TASK REQUIREMENTS: Every entry needs to be reproduced exactly.

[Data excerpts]
"""

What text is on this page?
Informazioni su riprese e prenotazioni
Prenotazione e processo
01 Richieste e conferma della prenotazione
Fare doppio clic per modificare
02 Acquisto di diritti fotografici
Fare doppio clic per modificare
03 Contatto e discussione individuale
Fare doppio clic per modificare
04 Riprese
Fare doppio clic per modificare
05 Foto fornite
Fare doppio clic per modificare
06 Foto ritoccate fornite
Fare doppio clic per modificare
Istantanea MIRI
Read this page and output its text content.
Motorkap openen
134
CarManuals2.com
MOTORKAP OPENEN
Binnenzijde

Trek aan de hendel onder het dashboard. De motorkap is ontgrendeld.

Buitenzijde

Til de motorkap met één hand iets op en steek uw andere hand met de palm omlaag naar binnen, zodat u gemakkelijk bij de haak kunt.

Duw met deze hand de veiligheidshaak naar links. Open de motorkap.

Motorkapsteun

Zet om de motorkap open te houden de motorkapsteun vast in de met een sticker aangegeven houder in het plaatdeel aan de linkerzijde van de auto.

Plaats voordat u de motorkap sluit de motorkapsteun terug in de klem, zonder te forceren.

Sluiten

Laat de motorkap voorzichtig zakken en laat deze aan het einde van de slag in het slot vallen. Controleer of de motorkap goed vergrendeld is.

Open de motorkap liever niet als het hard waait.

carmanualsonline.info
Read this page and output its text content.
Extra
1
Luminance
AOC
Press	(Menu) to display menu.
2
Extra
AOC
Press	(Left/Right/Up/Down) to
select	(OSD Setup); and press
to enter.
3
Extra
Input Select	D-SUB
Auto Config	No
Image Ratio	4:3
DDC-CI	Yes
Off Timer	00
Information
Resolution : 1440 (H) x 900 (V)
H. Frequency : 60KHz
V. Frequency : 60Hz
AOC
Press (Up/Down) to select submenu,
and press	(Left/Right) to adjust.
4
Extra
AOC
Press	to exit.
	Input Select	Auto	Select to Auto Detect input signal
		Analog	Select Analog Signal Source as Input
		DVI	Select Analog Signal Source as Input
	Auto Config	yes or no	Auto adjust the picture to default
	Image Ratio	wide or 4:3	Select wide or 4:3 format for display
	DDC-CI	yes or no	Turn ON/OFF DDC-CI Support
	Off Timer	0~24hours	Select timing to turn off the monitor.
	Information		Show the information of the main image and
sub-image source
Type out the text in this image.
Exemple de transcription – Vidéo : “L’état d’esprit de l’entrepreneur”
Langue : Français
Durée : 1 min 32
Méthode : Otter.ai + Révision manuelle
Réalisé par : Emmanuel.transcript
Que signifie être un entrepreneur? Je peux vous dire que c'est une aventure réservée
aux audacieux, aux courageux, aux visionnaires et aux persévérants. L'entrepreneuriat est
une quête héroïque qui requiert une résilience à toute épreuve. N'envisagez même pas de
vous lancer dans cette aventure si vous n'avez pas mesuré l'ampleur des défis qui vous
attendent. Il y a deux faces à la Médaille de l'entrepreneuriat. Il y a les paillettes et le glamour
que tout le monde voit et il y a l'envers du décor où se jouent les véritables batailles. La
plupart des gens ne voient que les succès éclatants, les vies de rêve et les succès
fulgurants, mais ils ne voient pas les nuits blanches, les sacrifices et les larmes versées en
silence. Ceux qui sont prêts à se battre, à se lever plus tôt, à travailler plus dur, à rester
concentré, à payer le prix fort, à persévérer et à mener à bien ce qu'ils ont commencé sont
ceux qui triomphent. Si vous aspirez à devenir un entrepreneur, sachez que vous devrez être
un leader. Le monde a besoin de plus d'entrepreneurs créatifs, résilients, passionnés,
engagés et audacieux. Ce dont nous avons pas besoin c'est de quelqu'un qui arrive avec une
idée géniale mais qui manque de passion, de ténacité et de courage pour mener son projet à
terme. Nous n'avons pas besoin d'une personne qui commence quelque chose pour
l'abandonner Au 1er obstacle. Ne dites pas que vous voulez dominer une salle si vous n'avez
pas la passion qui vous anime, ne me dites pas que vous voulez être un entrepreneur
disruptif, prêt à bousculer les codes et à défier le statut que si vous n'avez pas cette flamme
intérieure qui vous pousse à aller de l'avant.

"""

COMPLETE ANSWER:
What text is on this page?
Informazioni su riprese e prenotazioni
Prenotazione e processo
01 Richieste e conferma della prenotazione
Fare doppio clic per modificare
02 Acquisto di diritti fotografici
Fare doppio clic per modificare
03 Contatto e discussione individuale
Fare doppio clic per modificare
04 Riprese
Fare doppio clic per modificare
05 Foto fornite
Fare doppio clic per modificare
06 Foto ritoccate fornite
Fare doppio clic per modificare
Istantanea MIRI
Read this page and output its text content.
Motorkap openen
134
CarManuals2.com
MOTORKAP OPENEN
Binnenzijde

Trek aan de hendel onder het dashboard. De motorkap is ontgrendeld.

Buitenzijde

Til de motorkap met één hand iets op en steek uw andere hand met de palm omlaag naar binnen, zodat u gemakkelijk bij de haak kunt.

Duw met deze hand de veiligheidshaak naar links. Open de motorkap.

Motorkapsteun

Zet om de motorkap open te houden de motorkapsteun vast in de met een sticker aangegeven houder in het plaatdeel aan de linkerzijde van de auto.

Plaats voordat u de motorkap sluit de motorkapsteun terug in de klem, zonder te forceren.

Sluiten

Laat de motorkap voorzichtig zakken en laat deze aan het einde van de slag in het slot vallen. Controleer of de motorkap goed vergrendeld is.

Open de motorkap liever niet als het hard waait.

carmanualsonline.info
Read this page and output its text content.
Extra
1
Luminance
AOC
Press	(Menu) to display menu.
2
Extra
AOC
Press	(Left/Right/Up/Down) to
select	(OSD Setup); and press
to enter.
3
Extra
Input Select	D-SUB
Auto Config	No
Image Ratio	4:3
DDC-CI	Yes
Off Timer	00
Information
Resolution : 1440 (H) x 900 (V)
H. Frequency : 60KHz
V. Frequency : 60Hz
AOC
Press (Up/Down) to select submenu,
and press	(Left/Right) to adjust.
4
Extra
AOC
Press	to exit.
	Input Select	Auto	Select to Auto Detect input signal
		Analog	Select Analog Signal Source as Input
		DVI	Select Analog Signal Source as Input
	Auto Config	yes or no	Auto adjust the picture to default
	Image Ratio	wide or 4:3	Select wide or 4:3 format for display
	DDC-CI	yes or no	Turn ON/OFF DDC-CI Support
	Off Timer	0~24hours	Select timing to turn off the monitor.
	Information		Show the information of the main image and
sub-image source
Type out the text in this image.
Exemple de transcription – Vidéo : “L’état d’esprit de l’entrepreneur”
Langue : Français
Durée : 1 min 32
Méthode : Otter.ai + Révision manuelle
Réalisé par : Emmanuel.transcript
Que signifie être un entrepreneur? Je peux vous dire que c'est une aventure réservée
aux audacieux, aux courageux, aux visionnaires et aux persévérants. L'entrepreneuriat est
une quête héroïque qui requiert une résilience à toute épreuve. N'envisagez même pas de
vous lancer dans cette aventure si vous n'avez pas mesuré l'ampleur des défis qui vous
attendent. Il y a deux faces à la Médaille de l'entrepreneuriat. Il y a les paillettes et le glamour
que tout le monde voit et il y a l'envers du décor où se jouent les véritables batailles. La
plupart des gens ne voient que les succès éclatants, les vies de rêve et les succès
fulgurants, mais ils ne voient pas les nuits blanches, les sacrifices et les larmes versées en
silence. Ceux qui sont prêts à se battre, à se lever plus tôt, à travailler plus dur, à rester
concentré, à payer le prix fort, à persévérer et à mener à bien ce qu'ils ont commencé sont
ceux qui triomphent. Si vous aspirez à devenir un entrepreneur, sachez que vous devrez être
un leader. Le monde a besoin de plus d'entrepreneurs créatifs, résilients, passionnés,
engagés et audacieux. Ce dont nous avons pas besoin c'est de quelqu'un qui arrive avec une
idée géniale mais qui manque de passion, de ténacité et de courage pour mener son projet à
terme. Nous n'avons pas besoin d'une personne qui commence quelque chose pour
l'abandonner Au 1er obstacle. Ne dites pas que vous voulez dominer une salle si vous n'avez
pas la passion qui vous anime, ne me dites pas que vous voulez être un entrepreneur
disruptif, prêt à bousculer les codes et à défier le statut que si vous n'avez pas cette flamme
intérieure qui vous pousse à aller de l'avant.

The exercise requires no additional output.